* Exercise objective: Quote the records in full and leave their pictures out.

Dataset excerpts
======
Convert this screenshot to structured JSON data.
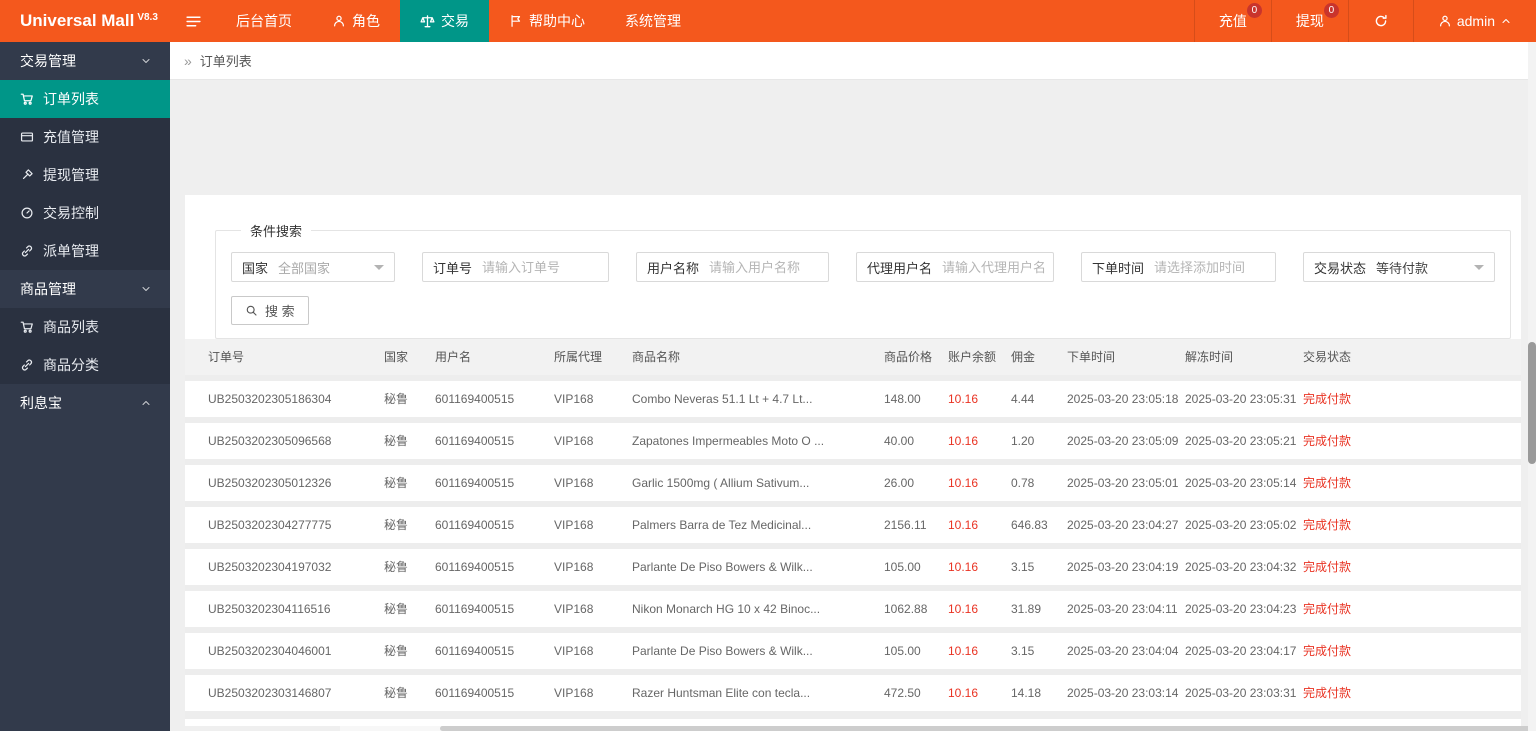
{
  "colors": {
    "header_orange": "#f4581d",
    "accent_teal": "#009688",
    "sidebar_dark": "#323a4b",
    "sidebar_child_dark": "#2a3140",
    "danger_red": "#e93323",
    "badge_red": "#c9342c"
  },
  "brand": {
    "name": "Universal Mall",
    "version": "V8.3"
  },
  "topnav": {
    "items": [
      {
        "name": "home",
        "label": "后台首页",
        "icon": null,
        "active": false
      },
      {
        "name": "roles",
        "label": "角色",
        "icon": "user",
        "active": false
      },
      {
        "name": "trade",
        "label": "交易",
        "icon": "scale",
        "active": true
      },
      {
        "name": "help-center",
        "label": "帮助中心",
        "icon": "flag",
        "active": false
      },
      {
        "name": "system",
        "label": "系统管理",
        "icon": null,
        "active": false
      }
    ]
  },
  "topbar_right": {
    "recharge": {
      "label": "充值",
      "badge": "0"
    },
    "withdraw": {
      "label": "提现",
      "badge": "0"
    },
    "user": {
      "name": "admin"
    }
  },
  "sidebar": {
    "sections": [
      {
        "name": "trade-management",
        "label": "交易管理",
        "expanded": true,
        "children": [
          {
            "name": "order-list",
            "label": "订单列表",
            "icon": "cart",
            "active": true
          },
          {
            "name": "recharge-management",
            "label": "充值管理",
            "icon": "card",
            "active": false
          },
          {
            "name": "withdraw-management",
            "label": "提现管理",
            "icon": "gavel",
            "active": false
          },
          {
            "name": "trade-control",
            "label": "交易控制",
            "icon": "control",
            "active": false
          },
          {
            "name": "dispatch-management",
            "label": "派单管理",
            "icon": "link",
            "active": false
          }
        ]
      },
      {
        "name": "product-management",
        "label": "商品管理",
        "expanded": true,
        "children": [
          {
            "name": "product-list",
            "label": "商品列表",
            "icon": "cart",
            "active": false
          },
          {
            "name": "product-category",
            "label": "商品分类",
            "icon": "link",
            "active": false
          }
        ]
      },
      {
        "name": "interest-treasure",
        "label": "利息宝",
        "expanded": false,
        "children": []
      }
    ]
  },
  "breadcrumb": {
    "prefix": "»",
    "title": "订单列表"
  },
  "search_panel": {
    "legend": "条件搜索",
    "fields": [
      {
        "name": "country",
        "label": "国家",
        "type": "select",
        "value": "全部国家",
        "muted": true
      },
      {
        "name": "order-no",
        "label": "订单号",
        "type": "input",
        "placeholder": "请输入订单号"
      },
      {
        "name": "user-name",
        "label": "用户名称",
        "type": "input",
        "placeholder": "请输入用户名称"
      },
      {
        "name": "agent-name",
        "label": "代理用户名",
        "type": "input",
        "placeholder": "请输入代理用户名"
      },
      {
        "name": "order-time",
        "label": "下单时间",
        "type": "input",
        "placeholder": "请选择添加时间"
      },
      {
        "name": "trade-status",
        "label": "交易状态",
        "type": "select",
        "value": "等待付款",
        "muted": false
      }
    ],
    "search_button": "搜 索"
  },
  "orders_table": {
    "columns": [
      "订单号",
      "国家",
      "用户名",
      "所属代理",
      "商品名称",
      "商品价格",
      "账户余额",
      "佣金",
      "下单时间",
      "解冻时间",
      "交易状态"
    ],
    "red_columns": [
      6,
      10
    ],
    "rows": [
      [
        "UB2503202305186304",
        "秘鲁",
        "601169400515",
        "VIP168",
        "Combo Neveras 51.1 Lt + 4.7 Lt...",
        "148.00",
        "10.16",
        "4.44",
        "2025-03-20 23:05:18",
        "2025-03-20 23:05:31",
        "完成付款"
      ],
      [
        "UB2503202305096568",
        "秘鲁",
        "601169400515",
        "VIP168",
        "Zapatones Impermeables Moto O ...",
        "40.00",
        "10.16",
        "1.20",
        "2025-03-20 23:05:09",
        "2025-03-20 23:05:21",
        "完成付款"
      ],
      [
        "UB2503202305012326",
        "秘鲁",
        "601169400515",
        "VIP168",
        "Garlic 1500mg ( Allium Sativum...",
        "26.00",
        "10.16",
        "0.78",
        "2025-03-20 23:05:01",
        "2025-03-20 23:05:14",
        "完成付款"
      ],
      [
        "UB2503202304277775",
        "秘鲁",
        "601169400515",
        "VIP168",
        "Palmers Barra de Tez Medicinal...",
        "2156.11",
        "10.16",
        "646.83",
        "2025-03-20 23:04:27",
        "2025-03-20 23:05:02",
        "完成付款"
      ],
      [
        "UB2503202304197032",
        "秘鲁",
        "601169400515",
        "VIP168",
        "Parlante De Piso Bowers & Wilk...",
        "105.00",
        "10.16",
        "3.15",
        "2025-03-20 23:04:19",
        "2025-03-20 23:04:32",
        "完成付款"
      ],
      [
        "UB2503202304116516",
        "秘鲁",
        "601169400515",
        "VIP168",
        "Nikon Monarch HG 10 x 42 Binoc...",
        "1062.88",
        "10.16",
        "31.89",
        "2025-03-20 23:04:11",
        "2025-03-20 23:04:23",
        "完成付款"
      ],
      [
        "UB2503202304046001",
        "秘鲁",
        "601169400515",
        "VIP168",
        "Parlante De Piso Bowers & Wilk...",
        "105.00",
        "10.16",
        "3.15",
        "2025-03-20 23:04:04",
        "2025-03-20 23:04:17",
        "完成付款"
      ],
      [
        "UB2503202303146807",
        "秘鲁",
        "601169400515",
        "VIP168",
        "Razer Huntsman Elite con tecla...",
        "472.50",
        "10.16",
        "14.18",
        "2025-03-20 23:03:14",
        "2025-03-20 23:03:31",
        "完成付款"
      ]
    ]
  }
}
======
* Finished answer:
Convert this screenshot to structured JSON data.
{
  "colors": {
    "header_orange": "#f4581d",
    "accent_teal": "#009688",
    "sidebar_dark": "#323a4b",
    "sidebar_child_dark": "#2a3140",
    "danger_red": "#e93323",
    "badge_red": "#c9342c"
  },
  "brand": {
    "name": "Universal Mall",
    "version": "V8.3"
  },
  "topnav": {
    "items": [
      {
        "name": "home",
        "label": "后台首页",
        "icon": null,
        "active": false
      },
      {
        "name": "roles",
        "label": "角色",
        "icon": "user",
        "active": false
      },
      {
        "name": "trade",
        "label": "交易",
        "icon": "scale",
        "active": true
      },
      {
        "name": "help-center",
        "label": "帮助中心",
        "icon": "flag",
        "active": false
      },
      {
        "name": "system",
        "label": "系统管理",
        "icon": null,
        "active": false
      }
    ]
  },
  "topbar_right": {
    "recharge": {
      "label": "充值",
      "badge": "0"
    },
    "withdraw": {
      "label": "提现",
      "badge": "0"
    },
    "user": {
      "name": "admin"
    }
  },
  "sidebar": {
    "sections": [
      {
        "name": "trade-management",
        "label": "交易管理",
        "expanded": true,
        "children": [
          {
            "name": "order-list",
            "label": "订单列表",
            "icon": "cart",
            "active": true
          },
          {
            "name": "recharge-management",
            "label": "充值管理",
            "icon": "card",
            "active": false
          },
          {
            "name": "withdraw-management",
            "label": "提现管理",
            "icon": "gavel",
            "active": false
          },
          {
            "name": "trade-control",
            "label": "交易控制",
            "icon": "control",
            "active": false
          },
          {
            "name": "dispatch-management",
            "label": "派单管理",
            "icon": "link",
            "active": false
          }
        ]
      },
      {
        "name": "product-management",
        "label": "商品管理",
        "expanded": true,
        "children": [
          {
            "name": "product-list",
            "label": "商品列表",
            "icon": "cart",
            "active": false
          },
          {
            "name": "product-category",
            "label": "商品分类",
            "icon": "link",
            "active": false
          }
        ]
      },
      {
        "name": "interest-treasure",
        "label": "利息宝",
        "expanded": false,
        "children": []
      }
    ]
  },
  "breadcrumb": {
    "prefix": "»",
    "title": "订单列表"
  },
  "search_panel": {
    "legend": "条件搜索",
    "fields": [
      {
        "name": "country",
        "label": "国家",
        "type": "select",
        "value": "全部国家",
        "muted": true
      },
      {
        "name": "order-no",
        "label": "订单号",
        "type": "input",
        "placeholder": "请输入订单号"
      },
      {
        "name": "user-name",
        "label": "用户名称",
        "type": "input",
        "placeholder": "请输入用户名称"
      },
      {
        "name": "agent-name",
        "label": "代理用户名",
        "type": "input",
        "placeholder": "请输入代理用户名"
      },
      {
        "name": "order-time",
        "label": "下单时间",
        "type": "input",
        "placeholder": "请选择添加时间"
      },
      {
        "name": "trade-status",
        "label": "交易状态",
        "type": "select",
        "value": "等待付款",
        "muted": false
      }
    ],
    "search_button": "搜 索"
  },
  "orders_table": {
    "columns": [
      "订单号",
      "国家",
      "用户名",
      "所属代理",
      "商品名称",
      "商品价格",
      "账户余额",
      "佣金",
      "下单时间",
      "解冻时间",
      "交易状态"
    ],
    "red_columns": [
      6,
      10
    ],
    "rows": [
      [
        "UB2503202305186304",
        "秘鲁",
        "601169400515",
        "VIP168",
        "Combo Neveras 51.1 Lt + 4.7 Lt...",
        "148.00",
        "10.16",
        "4.44",
        "2025-03-20 23:05:18",
        "2025-03-20 23:05:31",
        "完成付款"
      ],
      [
        "UB2503202305096568",
        "秘鲁",
        "601169400515",
        "VIP168",
        "Zapatones Impermeables Moto O ...",
        "40.00",
        "10.16",
        "1.20",
        "2025-03-20 23:05:09",
        "2025-03-20 23:05:21",
        "完成付款"
      ],
      [
        "UB2503202305012326",
        "秘鲁",
        "601169400515",
        "VIP168",
        "Garlic 1500mg ( Allium Sativum...",
        "26.00",
        "10.16",
        "0.78",
        "2025-03-20 23:05:01",
        "2025-03-20 23:05:14",
        "完成付款"
      ],
      [
        "UB2503202304277775",
        "秘鲁",
        "601169400515",
        "VIP168",
        "Palmers Barra de Tez Medicinal...",
        "2156.11",
        "10.16",
        "646.83",
        "2025-03-20 23:04:27",
        "2025-03-20 23:05:02",
        "完成付款"
      ],
      [
        "UB2503202304197032",
        "秘鲁",
        "601169400515",
        "VIP168",
        "Parlante De Piso Bowers & Wilk...",
        "105.00",
        "10.16",
        "3.15",
        "2025-03-20 23:04:19",
        "2025-03-20 23:04:32",
        "完成付款"
      ],
      [
        "UB2503202304116516",
        "秘鲁",
        "601169400515",
        "VIP168",
        "Nikon Monarch HG 10 x 42 Binoc...",
        "1062.88",
        "10.16",
        "31.89",
        "2025-03-20 23:04:11",
        "2025-03-20 23:04:23",
        "完成付款"
      ],
      [
        "UB2503202304046001",
        "秘鲁",
        "601169400515",
        "VIP168",
        "Parlante De Piso Bowers & Wilk...",
        "105.00",
        "10.16",
        "3.15",
        "2025-03-20 23:04:04",
        "2025-03-20 23:04:17",
        "完成付款"
      ],
      [
        "UB2503202303146807",
        "秘鲁",
        "601169400515",
        "VIP168",
        "Razer Huntsman Elite con tecla...",
        "472.50",
        "10.16",
        "14.18",
        "2025-03-20 23:03:14",
        "2025-03-20 23:03:31",
        "完成付款"
      ]
    ]
  }
}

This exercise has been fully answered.